* Start LISTED RECORDS *

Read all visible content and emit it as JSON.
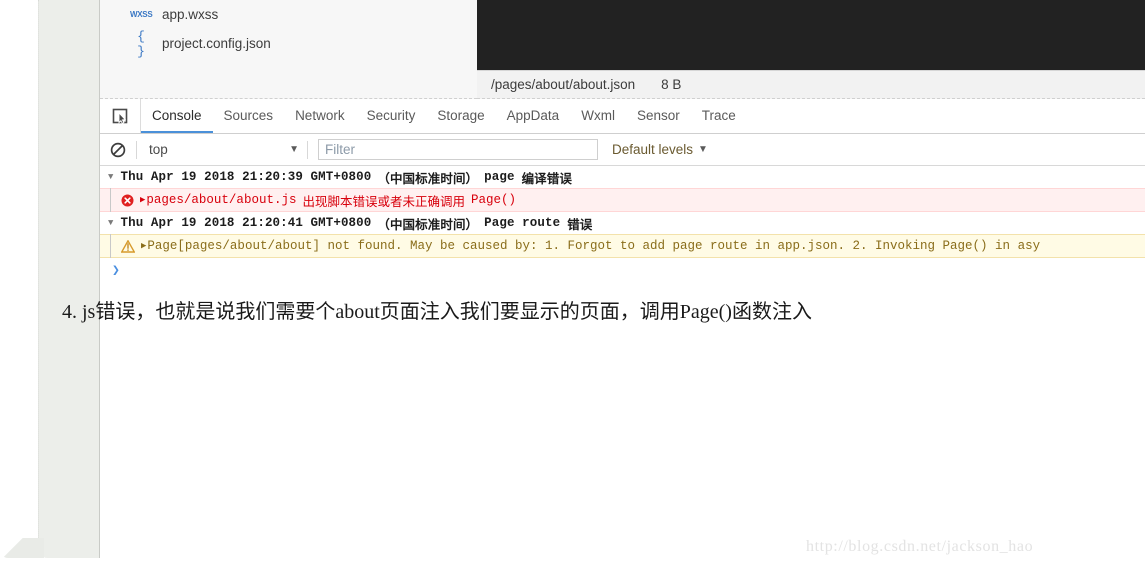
{
  "ide": {
    "files": [
      {
        "icon": "wxss-file-icon",
        "icon_glyph": "WXSS",
        "label": "app.wxss"
      },
      {
        "icon": "json-file-icon",
        "icon_glyph": "{ }",
        "label": "project.config.json"
      }
    ],
    "path_bar": {
      "path": "/pages/about/about.json",
      "size": "8 B"
    },
    "devtools": {
      "inspect_icon": "inspect-element-icon",
      "tabs": [
        {
          "label": "Console",
          "active": true
        },
        {
          "label": "Sources",
          "active": false
        },
        {
          "label": "Network",
          "active": false
        },
        {
          "label": "Security",
          "active": false
        },
        {
          "label": "Storage",
          "active": false
        },
        {
          "label": "AppData",
          "active": false
        },
        {
          "label": "Wxml",
          "active": false
        },
        {
          "label": "Sensor",
          "active": false
        },
        {
          "label": "Trace",
          "active": false
        }
      ],
      "active_tab_underline_color": "#4a90d9"
    },
    "console_toolbar": {
      "clear_icon": "clear-console-icon",
      "context_value": "top",
      "context_caret": "▼",
      "filter_value": "",
      "filter_placeholder": "Filter",
      "levels_label": "Default levels",
      "levels_caret": "▼"
    },
    "console_log": {
      "entries": [
        {
          "type": "group",
          "triangle": "▼",
          "timestamp": "Thu Apr 19 2018 21:20:39 GMT+0800",
          "tz": "（中国标准时间）",
          "tag": "page",
          "suffix": "编译错误"
        },
        {
          "type": "error",
          "severity_icon": "error-circle-icon",
          "expander": "▶",
          "text_mono": "pages/about/about.js",
          "text_cjk": "出现脚本错误或者未正确调用",
          "text_tail": "Page()",
          "color": "#d8000c",
          "background": "#fff0f0"
        },
        {
          "type": "group",
          "triangle": "▼",
          "timestamp": "Thu Apr 19 2018 21:20:41 GMT+0800",
          "tz": "（中国标准时间）",
          "tag": "Page route",
          "suffix": "错误"
        },
        {
          "type": "warning",
          "severity_icon": "warning-triangle-icon",
          "expander": "▶",
          "text_mono": "Page[pages/about/about] not found. May be caused by: 1. Forgot to add page route in app.json. 2. Invoking Page() in asy",
          "color": "#8a6d1a",
          "background": "#fffbe5"
        }
      ],
      "prompt": "❯"
    }
  },
  "article": {
    "paragraph": "4. js错误，也就是说我们需要个about页面注入我们要显示的页面，调用Page()函数注入"
  },
  "watermark": {
    "text": "http://blog.csdn.net/jackson_hao"
  }
}
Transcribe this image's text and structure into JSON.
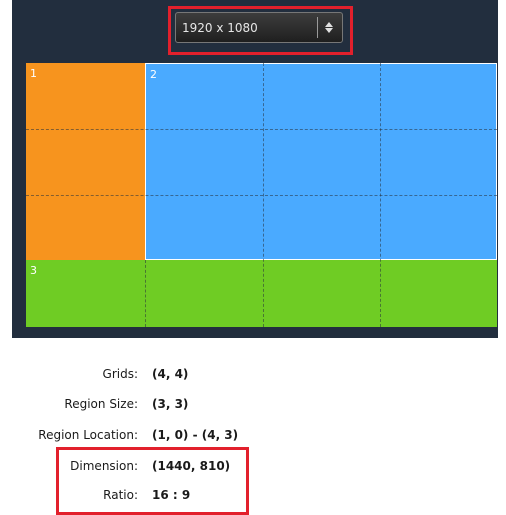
{
  "resolution_select": {
    "value": "1920 x 1080"
  },
  "regions": [
    {
      "id": "1",
      "color": "#f7941e"
    },
    {
      "id": "2",
      "color": "#4aaaff"
    },
    {
      "id": "3",
      "color": "#6fcc24"
    }
  ],
  "info": [
    {
      "label": "Grids:",
      "value": "(4, 4)"
    },
    {
      "label": "Region Size:",
      "value": "(3, 3)"
    },
    {
      "label": "Region Location:",
      "value": "(1, 0) - (4, 3)"
    },
    {
      "label": "Dimension:",
      "value": "(1440, 810)"
    },
    {
      "label": "Ratio:",
      "value": "16 : 9"
    }
  ],
  "colors": {
    "panel_background": "#222e3e",
    "highlight_border": "#e2202c"
  }
}
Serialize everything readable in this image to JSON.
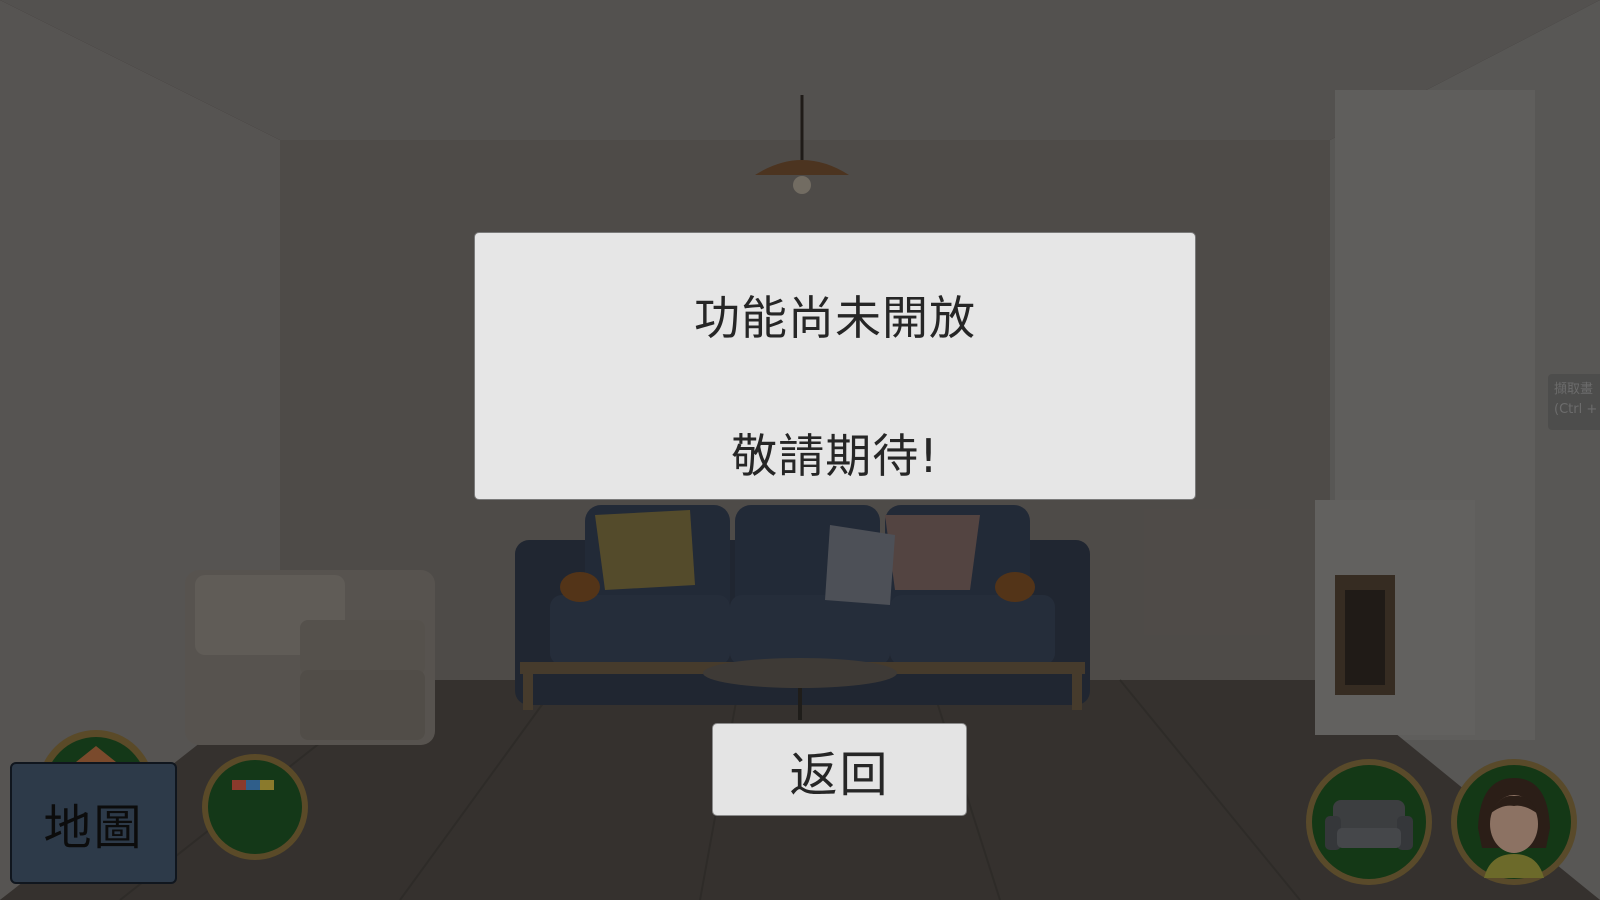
{
  "dialog": {
    "title": "功能尚未開放",
    "message": "敬請期待!"
  },
  "buttons": {
    "back_label": "返回",
    "map_label": "地圖"
  },
  "side_hint": {
    "line1": "擷取畫",
    "line2": "(Ctrl +"
  },
  "colors": {
    "dialog_bg": "#e6e6e6",
    "map_button_bg": "#2d3a49",
    "badge_gold": "#b89a55",
    "badge_green": "#1f6a2a"
  },
  "icons": {
    "furniture_badge": "sofa-icon",
    "character_badge": "avatar-icon",
    "home_badge": "house-icon",
    "shop_badge": "shop-icon"
  }
}
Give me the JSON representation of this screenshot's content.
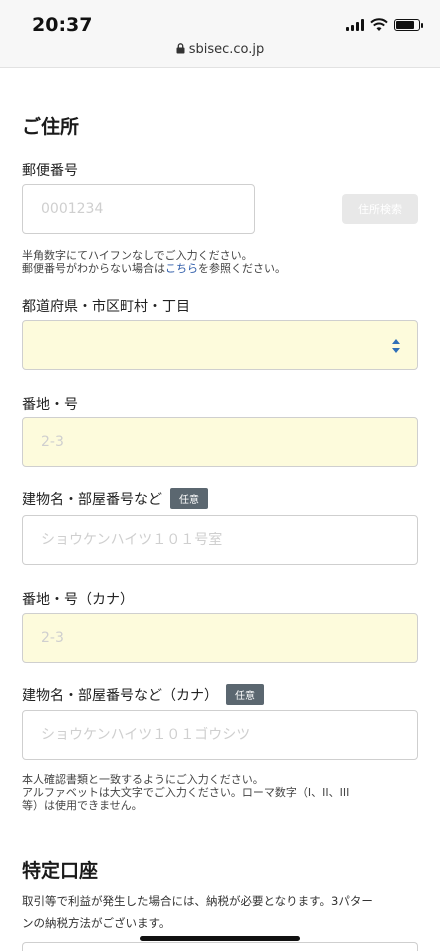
{
  "statusbar": {
    "time": "20:37",
    "url": "sbisec.co.jp",
    "battery_level": 0.8
  },
  "address": {
    "heading": "ご住所",
    "postal": {
      "label": "郵便番号",
      "placeholder": "0001234",
      "search_button": "住所検索",
      "help_line1": "半角数字にてハイフンなしでご入力ください。",
      "help_line2_before": "郵便番号がわからない場合は",
      "help_link": "こちら",
      "help_line2_after": "を参照ください。"
    },
    "prefecture": {
      "label": "都道府県・市区町村・丁目",
      "value": ""
    },
    "street": {
      "label": "番地・号",
      "placeholder": "2-3"
    },
    "building": {
      "label": "建物名・部屋番号など",
      "badge": "任意",
      "placeholder": "ショウケンハイツ１０１号室"
    },
    "street_kana": {
      "label": "番地・号（カナ）",
      "placeholder": "2-3"
    },
    "building_kana": {
      "label": "建物名・部屋番号など（カナ）",
      "badge": "任意",
      "placeholder": "ショウケンハイツ１０１ゴウシツ"
    },
    "note_line1": "本人確認書類と一致するようにご入力ください。",
    "note_line2": "アルファベットは大文字でご入力ください。ローマ数字（I、II、III",
    "note_line3": "等）は使用できません。"
  },
  "tokutei": {
    "heading": "特定口座",
    "desc_line1": "取引等で利益が発生した場合には、納税が必要となります。3パター",
    "desc_line2": "ンの納税方法がございます。"
  },
  "icons": {
    "lock": "lock-icon",
    "signal": "signal-icon",
    "wifi": "wifi-icon",
    "battery": "battery-icon",
    "select": "up-down-arrows-icon"
  },
  "colors": {
    "link": "#2c5aa8",
    "badge": "#5b6770",
    "required_field_bg": "#fdfbdc",
    "select_arrow": "#2f6fb8"
  }
}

* End LISTED RECORDS *

• **INSTRUCTION**: Show every line above in which the word "content" occurs.

• **FINISHED EXERCISE**:
Read all visible content and emit it as JSON.
Give me the JSON representation of this screenshot's content.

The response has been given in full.